> **Exercise description**:
Using the material below, copy every line where "type" appears.

> **Stored records**:
──────

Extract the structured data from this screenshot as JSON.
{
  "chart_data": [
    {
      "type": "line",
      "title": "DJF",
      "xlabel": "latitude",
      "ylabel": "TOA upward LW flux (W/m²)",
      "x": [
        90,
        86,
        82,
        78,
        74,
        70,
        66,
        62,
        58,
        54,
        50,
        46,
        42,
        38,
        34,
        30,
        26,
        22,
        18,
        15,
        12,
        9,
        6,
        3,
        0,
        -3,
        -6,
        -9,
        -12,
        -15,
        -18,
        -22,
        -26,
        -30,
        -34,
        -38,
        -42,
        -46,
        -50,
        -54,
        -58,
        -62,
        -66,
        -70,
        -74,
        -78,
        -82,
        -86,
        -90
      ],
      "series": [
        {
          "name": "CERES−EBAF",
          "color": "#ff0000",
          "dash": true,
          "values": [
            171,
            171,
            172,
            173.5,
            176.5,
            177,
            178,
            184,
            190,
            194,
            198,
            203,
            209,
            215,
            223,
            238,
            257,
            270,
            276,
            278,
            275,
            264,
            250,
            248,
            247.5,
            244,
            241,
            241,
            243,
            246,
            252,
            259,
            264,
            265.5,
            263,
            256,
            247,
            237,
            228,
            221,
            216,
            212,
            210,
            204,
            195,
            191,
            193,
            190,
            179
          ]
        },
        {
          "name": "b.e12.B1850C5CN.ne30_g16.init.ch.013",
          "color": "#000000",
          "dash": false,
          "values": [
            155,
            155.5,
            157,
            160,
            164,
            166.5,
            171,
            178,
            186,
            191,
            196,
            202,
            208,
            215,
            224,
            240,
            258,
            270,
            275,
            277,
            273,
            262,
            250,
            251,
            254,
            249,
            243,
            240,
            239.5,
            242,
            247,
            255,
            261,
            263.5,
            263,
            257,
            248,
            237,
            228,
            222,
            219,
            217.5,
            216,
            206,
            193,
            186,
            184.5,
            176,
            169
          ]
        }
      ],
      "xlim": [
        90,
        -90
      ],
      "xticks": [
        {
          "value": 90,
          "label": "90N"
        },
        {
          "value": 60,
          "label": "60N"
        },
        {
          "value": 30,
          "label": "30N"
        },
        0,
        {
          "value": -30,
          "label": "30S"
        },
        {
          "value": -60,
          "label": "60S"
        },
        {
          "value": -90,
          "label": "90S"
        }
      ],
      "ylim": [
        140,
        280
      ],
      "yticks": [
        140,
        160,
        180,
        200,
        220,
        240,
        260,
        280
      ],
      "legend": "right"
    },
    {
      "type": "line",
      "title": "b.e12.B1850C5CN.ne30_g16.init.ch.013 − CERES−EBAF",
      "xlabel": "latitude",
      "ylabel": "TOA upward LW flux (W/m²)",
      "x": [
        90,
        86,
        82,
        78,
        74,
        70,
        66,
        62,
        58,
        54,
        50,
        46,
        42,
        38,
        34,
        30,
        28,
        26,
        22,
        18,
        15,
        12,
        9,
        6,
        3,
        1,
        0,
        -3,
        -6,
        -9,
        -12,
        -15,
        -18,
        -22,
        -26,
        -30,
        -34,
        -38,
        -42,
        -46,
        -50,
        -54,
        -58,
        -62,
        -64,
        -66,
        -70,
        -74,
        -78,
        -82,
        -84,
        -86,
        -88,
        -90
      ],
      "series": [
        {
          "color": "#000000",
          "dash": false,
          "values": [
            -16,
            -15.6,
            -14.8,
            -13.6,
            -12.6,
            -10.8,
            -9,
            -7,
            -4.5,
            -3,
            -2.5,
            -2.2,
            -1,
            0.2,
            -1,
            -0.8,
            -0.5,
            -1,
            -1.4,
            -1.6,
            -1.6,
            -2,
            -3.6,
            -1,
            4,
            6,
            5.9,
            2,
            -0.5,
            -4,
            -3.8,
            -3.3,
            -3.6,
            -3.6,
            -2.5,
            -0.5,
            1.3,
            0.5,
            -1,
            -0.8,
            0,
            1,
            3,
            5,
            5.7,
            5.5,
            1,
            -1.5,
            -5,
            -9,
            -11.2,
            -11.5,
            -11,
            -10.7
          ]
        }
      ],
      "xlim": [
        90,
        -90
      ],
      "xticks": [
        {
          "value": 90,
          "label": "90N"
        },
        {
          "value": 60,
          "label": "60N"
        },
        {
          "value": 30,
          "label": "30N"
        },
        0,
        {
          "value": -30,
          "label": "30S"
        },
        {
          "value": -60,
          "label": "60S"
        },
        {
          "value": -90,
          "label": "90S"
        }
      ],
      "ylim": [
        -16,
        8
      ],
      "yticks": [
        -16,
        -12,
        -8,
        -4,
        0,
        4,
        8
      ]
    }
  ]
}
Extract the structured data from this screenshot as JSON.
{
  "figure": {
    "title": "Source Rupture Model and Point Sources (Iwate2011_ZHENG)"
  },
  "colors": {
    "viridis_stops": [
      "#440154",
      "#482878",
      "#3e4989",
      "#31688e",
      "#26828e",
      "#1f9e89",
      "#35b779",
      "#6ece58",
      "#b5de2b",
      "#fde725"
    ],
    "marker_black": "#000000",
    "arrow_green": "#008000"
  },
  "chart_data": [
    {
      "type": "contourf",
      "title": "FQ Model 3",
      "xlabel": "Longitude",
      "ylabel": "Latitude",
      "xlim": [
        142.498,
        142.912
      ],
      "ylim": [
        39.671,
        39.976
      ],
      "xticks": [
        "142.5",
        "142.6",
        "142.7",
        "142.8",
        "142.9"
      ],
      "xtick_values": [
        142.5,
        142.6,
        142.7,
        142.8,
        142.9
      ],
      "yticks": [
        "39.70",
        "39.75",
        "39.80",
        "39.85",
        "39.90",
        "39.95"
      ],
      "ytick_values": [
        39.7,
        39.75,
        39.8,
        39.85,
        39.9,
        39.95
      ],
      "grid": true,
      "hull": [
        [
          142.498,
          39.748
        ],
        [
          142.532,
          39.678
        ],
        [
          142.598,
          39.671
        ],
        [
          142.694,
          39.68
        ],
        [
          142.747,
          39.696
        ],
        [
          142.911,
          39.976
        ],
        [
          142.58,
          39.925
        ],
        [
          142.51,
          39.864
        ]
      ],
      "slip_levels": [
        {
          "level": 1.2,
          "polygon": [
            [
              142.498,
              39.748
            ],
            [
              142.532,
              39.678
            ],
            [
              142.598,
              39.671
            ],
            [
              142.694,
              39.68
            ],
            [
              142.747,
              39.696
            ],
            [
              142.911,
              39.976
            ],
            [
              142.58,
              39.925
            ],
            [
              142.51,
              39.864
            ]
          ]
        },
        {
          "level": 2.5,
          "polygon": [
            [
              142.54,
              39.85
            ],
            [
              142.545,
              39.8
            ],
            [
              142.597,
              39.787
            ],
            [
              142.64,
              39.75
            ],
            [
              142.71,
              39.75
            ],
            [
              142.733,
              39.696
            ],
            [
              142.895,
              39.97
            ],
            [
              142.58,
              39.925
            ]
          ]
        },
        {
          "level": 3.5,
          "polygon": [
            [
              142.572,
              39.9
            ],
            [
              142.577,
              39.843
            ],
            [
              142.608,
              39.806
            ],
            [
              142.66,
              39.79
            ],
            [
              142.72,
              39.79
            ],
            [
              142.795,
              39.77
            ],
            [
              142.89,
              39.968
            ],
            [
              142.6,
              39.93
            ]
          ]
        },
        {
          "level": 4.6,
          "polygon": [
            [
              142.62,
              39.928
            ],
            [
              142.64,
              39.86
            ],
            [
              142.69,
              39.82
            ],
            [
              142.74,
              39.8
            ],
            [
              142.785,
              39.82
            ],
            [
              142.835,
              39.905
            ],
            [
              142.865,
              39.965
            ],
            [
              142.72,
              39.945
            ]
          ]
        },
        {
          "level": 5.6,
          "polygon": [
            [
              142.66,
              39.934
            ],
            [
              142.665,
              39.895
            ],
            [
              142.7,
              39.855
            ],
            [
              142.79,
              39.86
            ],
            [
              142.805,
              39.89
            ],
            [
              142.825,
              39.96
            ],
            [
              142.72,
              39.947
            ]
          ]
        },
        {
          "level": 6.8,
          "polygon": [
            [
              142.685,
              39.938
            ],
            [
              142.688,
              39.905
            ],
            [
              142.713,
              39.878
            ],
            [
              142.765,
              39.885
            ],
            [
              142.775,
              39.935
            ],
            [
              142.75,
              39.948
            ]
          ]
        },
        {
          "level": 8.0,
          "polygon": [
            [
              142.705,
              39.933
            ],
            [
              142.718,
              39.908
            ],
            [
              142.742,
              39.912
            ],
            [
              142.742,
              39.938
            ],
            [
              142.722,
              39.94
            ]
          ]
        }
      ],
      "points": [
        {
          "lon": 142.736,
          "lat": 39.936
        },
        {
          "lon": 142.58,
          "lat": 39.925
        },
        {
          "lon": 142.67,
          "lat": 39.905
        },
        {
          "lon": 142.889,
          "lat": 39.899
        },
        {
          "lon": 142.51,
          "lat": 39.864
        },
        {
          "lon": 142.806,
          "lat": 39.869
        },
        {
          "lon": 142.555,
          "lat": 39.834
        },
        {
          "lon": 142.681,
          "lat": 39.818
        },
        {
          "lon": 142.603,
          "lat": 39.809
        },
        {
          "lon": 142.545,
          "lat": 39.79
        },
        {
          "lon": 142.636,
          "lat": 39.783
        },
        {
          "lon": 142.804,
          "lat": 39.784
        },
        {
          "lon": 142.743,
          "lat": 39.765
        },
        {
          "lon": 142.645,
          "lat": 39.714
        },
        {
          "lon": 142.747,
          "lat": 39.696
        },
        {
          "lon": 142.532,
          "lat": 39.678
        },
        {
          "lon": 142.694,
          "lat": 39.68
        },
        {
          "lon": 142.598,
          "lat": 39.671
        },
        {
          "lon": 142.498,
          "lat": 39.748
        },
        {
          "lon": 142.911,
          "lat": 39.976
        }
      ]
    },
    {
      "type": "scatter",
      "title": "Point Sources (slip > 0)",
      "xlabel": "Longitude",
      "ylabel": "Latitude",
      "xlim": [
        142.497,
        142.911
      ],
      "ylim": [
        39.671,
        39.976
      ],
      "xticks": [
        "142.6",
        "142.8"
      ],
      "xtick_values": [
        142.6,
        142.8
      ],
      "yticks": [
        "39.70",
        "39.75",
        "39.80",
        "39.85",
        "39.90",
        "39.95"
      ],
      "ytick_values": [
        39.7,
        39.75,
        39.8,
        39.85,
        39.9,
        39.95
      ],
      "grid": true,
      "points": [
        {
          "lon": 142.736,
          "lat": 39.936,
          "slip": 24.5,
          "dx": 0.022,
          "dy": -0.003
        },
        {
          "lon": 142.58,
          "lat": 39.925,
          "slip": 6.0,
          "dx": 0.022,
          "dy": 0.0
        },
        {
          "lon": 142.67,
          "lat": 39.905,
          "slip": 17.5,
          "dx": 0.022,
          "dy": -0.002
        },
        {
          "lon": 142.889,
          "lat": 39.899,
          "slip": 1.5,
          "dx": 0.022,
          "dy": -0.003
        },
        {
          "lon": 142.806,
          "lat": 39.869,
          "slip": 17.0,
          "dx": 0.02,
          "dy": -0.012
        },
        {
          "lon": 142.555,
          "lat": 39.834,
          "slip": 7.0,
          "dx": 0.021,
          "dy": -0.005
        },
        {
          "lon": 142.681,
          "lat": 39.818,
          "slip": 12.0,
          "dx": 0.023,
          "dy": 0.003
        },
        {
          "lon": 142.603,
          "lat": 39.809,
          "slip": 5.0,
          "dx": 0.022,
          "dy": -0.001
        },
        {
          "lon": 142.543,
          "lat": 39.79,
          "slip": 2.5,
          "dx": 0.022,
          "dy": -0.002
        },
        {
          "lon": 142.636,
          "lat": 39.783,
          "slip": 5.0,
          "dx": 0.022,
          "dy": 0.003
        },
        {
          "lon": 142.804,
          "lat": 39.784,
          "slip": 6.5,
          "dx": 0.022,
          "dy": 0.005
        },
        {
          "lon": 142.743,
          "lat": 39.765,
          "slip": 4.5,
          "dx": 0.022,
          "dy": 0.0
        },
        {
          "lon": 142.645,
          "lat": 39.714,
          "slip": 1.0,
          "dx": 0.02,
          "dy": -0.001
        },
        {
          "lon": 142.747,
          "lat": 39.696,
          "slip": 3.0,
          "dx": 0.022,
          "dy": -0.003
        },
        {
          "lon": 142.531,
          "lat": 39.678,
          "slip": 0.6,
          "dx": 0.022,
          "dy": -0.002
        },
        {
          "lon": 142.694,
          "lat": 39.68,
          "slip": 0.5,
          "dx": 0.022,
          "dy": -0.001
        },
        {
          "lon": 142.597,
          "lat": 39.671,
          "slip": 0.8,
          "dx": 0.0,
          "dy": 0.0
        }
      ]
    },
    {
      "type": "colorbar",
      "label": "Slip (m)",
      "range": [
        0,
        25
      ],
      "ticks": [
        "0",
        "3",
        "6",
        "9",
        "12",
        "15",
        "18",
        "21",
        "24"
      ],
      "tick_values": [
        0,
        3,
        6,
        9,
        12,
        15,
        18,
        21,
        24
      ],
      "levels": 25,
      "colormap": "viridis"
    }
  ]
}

──────

> **Result below**:
      "type": "line",
      "type": "line",
      "type": "contourf",
      "type": "scatter",
      "type": "colorbar",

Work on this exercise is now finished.